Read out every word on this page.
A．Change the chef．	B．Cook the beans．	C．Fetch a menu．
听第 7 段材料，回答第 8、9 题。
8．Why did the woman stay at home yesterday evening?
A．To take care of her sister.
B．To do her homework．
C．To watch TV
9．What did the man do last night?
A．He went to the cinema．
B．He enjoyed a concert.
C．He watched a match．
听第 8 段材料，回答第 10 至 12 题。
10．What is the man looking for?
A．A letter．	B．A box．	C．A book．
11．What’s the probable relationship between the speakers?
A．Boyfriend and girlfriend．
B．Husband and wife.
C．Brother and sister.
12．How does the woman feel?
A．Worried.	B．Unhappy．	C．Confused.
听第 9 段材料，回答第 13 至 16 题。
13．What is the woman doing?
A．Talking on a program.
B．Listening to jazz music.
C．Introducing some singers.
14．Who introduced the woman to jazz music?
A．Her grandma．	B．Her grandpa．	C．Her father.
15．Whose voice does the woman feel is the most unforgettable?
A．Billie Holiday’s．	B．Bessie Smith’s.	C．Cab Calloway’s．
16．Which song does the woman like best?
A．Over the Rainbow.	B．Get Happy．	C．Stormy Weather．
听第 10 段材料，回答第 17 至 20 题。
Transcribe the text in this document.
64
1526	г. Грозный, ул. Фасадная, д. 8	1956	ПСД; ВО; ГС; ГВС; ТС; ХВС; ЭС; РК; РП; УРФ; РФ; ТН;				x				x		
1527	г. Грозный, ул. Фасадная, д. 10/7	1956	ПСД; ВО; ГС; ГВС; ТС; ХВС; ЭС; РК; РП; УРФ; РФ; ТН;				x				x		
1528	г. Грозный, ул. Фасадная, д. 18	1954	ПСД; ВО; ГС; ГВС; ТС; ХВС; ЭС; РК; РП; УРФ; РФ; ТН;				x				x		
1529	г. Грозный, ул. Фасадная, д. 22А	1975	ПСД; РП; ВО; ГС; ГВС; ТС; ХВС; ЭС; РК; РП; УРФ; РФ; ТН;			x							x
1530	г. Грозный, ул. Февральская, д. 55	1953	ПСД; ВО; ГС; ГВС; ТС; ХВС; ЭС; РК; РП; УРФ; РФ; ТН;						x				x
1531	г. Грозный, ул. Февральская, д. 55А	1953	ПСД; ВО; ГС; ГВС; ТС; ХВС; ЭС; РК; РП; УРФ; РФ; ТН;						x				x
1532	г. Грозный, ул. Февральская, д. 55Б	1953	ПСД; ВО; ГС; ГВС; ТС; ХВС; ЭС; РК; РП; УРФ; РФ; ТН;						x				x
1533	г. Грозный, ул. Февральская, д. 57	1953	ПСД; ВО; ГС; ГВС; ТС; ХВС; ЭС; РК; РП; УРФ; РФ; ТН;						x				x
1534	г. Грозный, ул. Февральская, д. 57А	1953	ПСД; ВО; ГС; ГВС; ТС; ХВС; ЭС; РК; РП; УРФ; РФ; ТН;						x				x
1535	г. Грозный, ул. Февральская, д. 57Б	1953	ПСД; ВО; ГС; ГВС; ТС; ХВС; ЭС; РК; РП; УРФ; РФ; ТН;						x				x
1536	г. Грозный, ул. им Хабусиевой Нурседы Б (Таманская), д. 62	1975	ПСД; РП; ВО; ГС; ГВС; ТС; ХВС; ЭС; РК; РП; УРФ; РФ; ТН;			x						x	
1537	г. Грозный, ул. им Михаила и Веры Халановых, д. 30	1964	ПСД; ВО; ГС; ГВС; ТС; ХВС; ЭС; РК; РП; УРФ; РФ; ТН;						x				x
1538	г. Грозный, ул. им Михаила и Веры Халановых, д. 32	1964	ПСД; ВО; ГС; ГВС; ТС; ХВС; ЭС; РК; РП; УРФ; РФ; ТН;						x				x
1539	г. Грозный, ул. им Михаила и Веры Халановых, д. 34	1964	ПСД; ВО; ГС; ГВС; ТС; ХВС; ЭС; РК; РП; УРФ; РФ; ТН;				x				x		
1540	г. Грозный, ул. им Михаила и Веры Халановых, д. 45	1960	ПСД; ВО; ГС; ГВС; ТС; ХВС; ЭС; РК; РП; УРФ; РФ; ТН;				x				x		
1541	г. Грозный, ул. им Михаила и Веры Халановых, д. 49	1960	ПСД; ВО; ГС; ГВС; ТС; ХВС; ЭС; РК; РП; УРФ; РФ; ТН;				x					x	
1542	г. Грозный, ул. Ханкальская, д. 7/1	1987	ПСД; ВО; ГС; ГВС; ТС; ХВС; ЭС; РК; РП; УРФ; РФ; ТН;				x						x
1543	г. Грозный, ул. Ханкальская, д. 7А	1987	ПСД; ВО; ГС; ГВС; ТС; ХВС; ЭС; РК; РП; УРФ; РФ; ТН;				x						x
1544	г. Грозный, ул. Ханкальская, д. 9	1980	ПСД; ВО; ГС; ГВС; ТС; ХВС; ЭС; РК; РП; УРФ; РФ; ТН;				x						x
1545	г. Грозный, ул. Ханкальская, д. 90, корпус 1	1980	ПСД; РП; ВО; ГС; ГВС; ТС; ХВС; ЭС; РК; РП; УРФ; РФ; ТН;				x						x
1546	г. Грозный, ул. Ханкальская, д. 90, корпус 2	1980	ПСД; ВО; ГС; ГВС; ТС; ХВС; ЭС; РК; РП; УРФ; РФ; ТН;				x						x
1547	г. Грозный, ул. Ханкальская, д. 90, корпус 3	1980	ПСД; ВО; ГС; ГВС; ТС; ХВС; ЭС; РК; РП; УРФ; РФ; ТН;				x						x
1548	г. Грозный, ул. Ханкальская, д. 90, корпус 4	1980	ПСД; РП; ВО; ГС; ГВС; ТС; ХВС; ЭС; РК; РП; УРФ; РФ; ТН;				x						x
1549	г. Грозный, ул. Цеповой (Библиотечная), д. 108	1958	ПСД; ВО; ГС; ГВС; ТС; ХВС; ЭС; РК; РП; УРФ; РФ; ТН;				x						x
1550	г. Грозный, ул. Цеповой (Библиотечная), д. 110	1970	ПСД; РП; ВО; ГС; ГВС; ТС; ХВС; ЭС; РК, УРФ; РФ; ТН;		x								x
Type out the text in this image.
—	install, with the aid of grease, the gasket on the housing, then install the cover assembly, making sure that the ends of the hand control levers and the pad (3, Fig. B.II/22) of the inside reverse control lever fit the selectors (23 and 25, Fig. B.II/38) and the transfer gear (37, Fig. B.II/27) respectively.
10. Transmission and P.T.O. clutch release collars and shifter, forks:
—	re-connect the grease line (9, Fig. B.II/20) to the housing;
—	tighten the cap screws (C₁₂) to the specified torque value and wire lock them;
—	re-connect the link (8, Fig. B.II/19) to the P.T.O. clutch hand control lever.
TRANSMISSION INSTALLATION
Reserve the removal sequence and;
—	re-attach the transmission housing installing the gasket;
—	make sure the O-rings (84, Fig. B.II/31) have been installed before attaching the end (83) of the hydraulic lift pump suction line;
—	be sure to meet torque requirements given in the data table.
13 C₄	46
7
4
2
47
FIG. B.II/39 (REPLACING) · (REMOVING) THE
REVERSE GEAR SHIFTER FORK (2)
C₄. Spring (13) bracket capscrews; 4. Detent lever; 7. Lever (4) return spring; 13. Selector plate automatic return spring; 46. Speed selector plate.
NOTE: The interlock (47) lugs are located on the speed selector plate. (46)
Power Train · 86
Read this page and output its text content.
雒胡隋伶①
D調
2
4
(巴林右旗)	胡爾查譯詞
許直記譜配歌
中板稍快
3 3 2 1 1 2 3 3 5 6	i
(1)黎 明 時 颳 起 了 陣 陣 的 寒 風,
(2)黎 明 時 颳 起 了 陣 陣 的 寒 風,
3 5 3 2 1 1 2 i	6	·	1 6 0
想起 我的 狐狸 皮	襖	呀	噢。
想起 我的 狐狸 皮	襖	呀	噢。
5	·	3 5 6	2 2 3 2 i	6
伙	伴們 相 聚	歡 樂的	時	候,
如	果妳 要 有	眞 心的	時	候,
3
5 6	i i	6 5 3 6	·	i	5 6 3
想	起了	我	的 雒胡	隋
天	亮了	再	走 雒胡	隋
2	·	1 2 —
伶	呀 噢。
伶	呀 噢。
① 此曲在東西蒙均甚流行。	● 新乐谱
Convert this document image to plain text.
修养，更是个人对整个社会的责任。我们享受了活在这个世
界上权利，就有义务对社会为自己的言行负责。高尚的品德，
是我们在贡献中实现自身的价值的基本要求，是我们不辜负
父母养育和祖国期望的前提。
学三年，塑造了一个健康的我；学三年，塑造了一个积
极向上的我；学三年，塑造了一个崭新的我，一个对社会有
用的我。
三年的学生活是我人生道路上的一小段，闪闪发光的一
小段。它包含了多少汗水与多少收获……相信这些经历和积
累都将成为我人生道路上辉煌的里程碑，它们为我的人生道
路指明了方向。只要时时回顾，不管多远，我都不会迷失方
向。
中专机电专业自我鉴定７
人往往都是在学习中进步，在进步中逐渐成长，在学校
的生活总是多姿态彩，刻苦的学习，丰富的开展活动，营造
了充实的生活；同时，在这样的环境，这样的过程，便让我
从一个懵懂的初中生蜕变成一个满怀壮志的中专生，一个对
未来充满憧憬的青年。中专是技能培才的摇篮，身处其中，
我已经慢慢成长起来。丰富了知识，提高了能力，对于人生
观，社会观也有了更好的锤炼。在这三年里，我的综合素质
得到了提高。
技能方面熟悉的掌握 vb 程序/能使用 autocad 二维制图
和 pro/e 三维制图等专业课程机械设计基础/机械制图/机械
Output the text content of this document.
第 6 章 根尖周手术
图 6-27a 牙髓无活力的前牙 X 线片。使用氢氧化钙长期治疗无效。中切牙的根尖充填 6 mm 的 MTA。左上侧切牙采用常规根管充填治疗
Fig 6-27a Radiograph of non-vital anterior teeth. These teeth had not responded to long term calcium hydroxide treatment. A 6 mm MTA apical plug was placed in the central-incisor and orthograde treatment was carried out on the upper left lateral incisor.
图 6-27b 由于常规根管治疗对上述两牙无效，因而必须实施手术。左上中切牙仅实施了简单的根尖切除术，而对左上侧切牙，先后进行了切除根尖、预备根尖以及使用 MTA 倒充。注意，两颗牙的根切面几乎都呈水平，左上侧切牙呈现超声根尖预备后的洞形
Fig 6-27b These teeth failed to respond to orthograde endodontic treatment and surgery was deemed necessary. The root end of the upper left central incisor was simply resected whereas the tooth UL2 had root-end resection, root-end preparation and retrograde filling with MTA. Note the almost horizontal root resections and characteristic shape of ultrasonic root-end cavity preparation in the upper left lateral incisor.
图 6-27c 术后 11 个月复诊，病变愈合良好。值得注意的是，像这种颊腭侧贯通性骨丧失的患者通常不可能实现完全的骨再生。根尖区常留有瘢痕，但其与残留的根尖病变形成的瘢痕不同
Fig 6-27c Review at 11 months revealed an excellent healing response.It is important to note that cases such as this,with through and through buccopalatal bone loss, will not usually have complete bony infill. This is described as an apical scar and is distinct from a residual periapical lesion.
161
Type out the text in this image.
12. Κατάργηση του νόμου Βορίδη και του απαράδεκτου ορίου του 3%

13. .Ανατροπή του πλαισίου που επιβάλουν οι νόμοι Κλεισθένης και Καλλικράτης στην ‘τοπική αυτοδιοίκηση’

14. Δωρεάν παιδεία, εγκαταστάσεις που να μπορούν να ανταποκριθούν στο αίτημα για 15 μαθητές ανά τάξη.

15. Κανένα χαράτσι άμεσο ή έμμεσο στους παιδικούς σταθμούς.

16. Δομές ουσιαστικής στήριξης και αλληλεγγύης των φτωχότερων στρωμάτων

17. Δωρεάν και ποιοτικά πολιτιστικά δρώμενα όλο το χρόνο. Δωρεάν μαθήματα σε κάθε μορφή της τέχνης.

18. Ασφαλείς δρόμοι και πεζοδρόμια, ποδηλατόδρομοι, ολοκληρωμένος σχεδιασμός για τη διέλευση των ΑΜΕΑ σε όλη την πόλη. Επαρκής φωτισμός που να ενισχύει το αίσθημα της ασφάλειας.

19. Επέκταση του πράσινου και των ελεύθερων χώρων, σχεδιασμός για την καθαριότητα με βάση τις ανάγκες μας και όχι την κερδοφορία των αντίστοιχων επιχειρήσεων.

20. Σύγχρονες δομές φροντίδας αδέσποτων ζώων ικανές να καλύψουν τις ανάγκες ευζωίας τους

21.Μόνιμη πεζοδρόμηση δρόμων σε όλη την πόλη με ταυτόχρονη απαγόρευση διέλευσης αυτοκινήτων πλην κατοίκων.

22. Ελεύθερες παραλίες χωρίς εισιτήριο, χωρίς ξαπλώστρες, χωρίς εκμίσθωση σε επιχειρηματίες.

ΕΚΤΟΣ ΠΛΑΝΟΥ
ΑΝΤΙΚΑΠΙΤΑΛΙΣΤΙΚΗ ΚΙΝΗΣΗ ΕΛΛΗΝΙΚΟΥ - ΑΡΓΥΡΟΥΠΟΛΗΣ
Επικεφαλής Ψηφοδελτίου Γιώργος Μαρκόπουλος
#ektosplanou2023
================
Search the entries for the word "What", then list each line that holds it.

9．What did the man do last night?
10．What is the man looking for?
11．What’s the probable relationship between the speakers?
13．What is the woman doing?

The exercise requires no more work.